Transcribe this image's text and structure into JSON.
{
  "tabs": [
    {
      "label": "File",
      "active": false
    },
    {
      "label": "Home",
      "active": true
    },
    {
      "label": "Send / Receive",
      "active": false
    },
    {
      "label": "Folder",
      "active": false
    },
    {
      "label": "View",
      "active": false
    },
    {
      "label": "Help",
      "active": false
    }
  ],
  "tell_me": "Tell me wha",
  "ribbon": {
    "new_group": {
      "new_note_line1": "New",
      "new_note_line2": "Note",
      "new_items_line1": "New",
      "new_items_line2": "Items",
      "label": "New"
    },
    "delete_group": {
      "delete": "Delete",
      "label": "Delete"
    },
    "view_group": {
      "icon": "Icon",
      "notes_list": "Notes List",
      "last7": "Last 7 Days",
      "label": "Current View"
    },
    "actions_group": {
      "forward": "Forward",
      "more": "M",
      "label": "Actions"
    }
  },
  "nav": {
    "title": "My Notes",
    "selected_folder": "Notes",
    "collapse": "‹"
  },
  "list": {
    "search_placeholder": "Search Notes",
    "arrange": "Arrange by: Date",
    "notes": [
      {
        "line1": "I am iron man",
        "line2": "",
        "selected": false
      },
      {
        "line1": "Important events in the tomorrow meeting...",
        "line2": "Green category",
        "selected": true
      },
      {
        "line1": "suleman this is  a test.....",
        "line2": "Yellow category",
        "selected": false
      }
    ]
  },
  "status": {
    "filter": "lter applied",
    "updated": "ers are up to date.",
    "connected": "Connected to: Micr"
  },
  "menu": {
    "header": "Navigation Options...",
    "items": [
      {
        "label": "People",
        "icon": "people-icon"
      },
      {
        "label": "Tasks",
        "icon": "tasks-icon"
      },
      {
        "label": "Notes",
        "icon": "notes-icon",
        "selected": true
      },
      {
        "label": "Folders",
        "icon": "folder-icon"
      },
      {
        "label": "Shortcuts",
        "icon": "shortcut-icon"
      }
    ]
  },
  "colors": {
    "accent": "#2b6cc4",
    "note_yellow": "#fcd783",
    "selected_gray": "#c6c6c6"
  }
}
■ ■ ■ ■
■ PROMPT ■
Find every line that holds "category" and copy it.

■ RESPONSE TO THE EXERCISE ■
        "line2": "Green category",
        "line2": "Yellow category",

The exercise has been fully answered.